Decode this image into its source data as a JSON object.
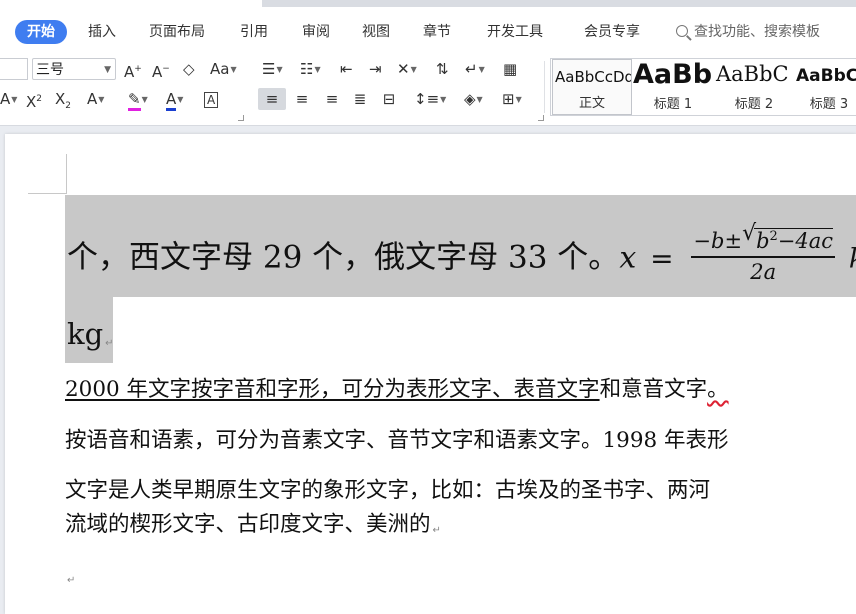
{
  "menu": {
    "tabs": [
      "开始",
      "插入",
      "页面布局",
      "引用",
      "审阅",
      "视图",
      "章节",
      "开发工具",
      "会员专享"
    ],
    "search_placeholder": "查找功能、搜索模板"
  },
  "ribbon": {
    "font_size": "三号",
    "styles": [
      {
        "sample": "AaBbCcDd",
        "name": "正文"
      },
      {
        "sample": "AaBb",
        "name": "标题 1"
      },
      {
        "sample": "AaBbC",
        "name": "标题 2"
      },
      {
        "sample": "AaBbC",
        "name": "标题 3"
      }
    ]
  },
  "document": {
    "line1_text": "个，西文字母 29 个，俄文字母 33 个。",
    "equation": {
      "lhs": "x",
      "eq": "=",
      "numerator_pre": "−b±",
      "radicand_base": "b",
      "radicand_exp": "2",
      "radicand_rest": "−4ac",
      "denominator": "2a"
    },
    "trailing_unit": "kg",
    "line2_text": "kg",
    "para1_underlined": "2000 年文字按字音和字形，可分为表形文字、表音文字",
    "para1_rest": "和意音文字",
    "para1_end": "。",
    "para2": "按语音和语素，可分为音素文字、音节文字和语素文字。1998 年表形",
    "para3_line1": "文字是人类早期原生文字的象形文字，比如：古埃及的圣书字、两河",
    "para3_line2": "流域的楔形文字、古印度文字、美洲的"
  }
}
================
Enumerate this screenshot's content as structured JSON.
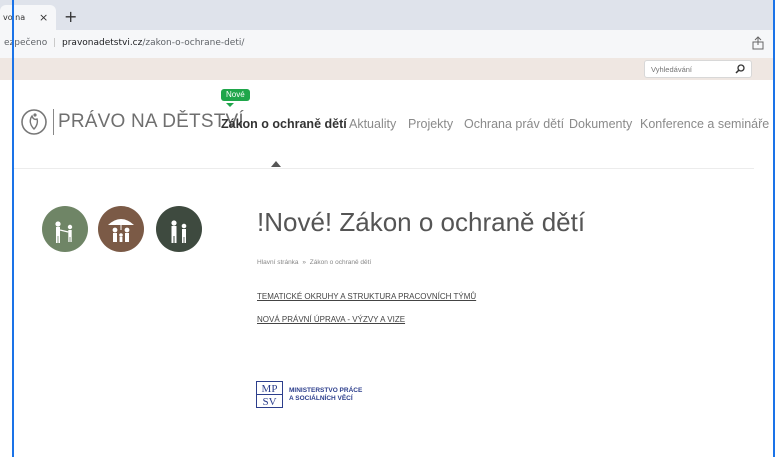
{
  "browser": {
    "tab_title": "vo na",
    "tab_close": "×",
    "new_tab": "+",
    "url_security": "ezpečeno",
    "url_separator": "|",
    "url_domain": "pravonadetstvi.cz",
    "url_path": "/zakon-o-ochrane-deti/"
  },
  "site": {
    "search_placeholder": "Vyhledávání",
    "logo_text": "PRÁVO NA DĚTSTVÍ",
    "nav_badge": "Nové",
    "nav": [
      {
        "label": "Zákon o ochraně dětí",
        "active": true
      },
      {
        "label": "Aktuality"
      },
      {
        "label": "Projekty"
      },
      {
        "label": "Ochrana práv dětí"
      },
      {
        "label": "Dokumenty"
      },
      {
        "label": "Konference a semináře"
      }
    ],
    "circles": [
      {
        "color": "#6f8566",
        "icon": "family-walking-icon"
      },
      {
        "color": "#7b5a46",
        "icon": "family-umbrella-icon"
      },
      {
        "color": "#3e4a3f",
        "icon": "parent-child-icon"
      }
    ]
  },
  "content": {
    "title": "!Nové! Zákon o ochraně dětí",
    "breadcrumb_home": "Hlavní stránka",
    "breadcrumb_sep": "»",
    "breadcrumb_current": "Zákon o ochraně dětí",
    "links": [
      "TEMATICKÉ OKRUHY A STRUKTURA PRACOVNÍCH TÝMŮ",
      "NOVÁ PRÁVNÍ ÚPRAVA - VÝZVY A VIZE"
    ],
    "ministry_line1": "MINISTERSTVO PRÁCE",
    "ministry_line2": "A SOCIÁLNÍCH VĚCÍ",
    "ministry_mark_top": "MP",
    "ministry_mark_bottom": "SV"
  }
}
================
Say how many lines of the data hold the string "JSON". Reply with the number alone.

2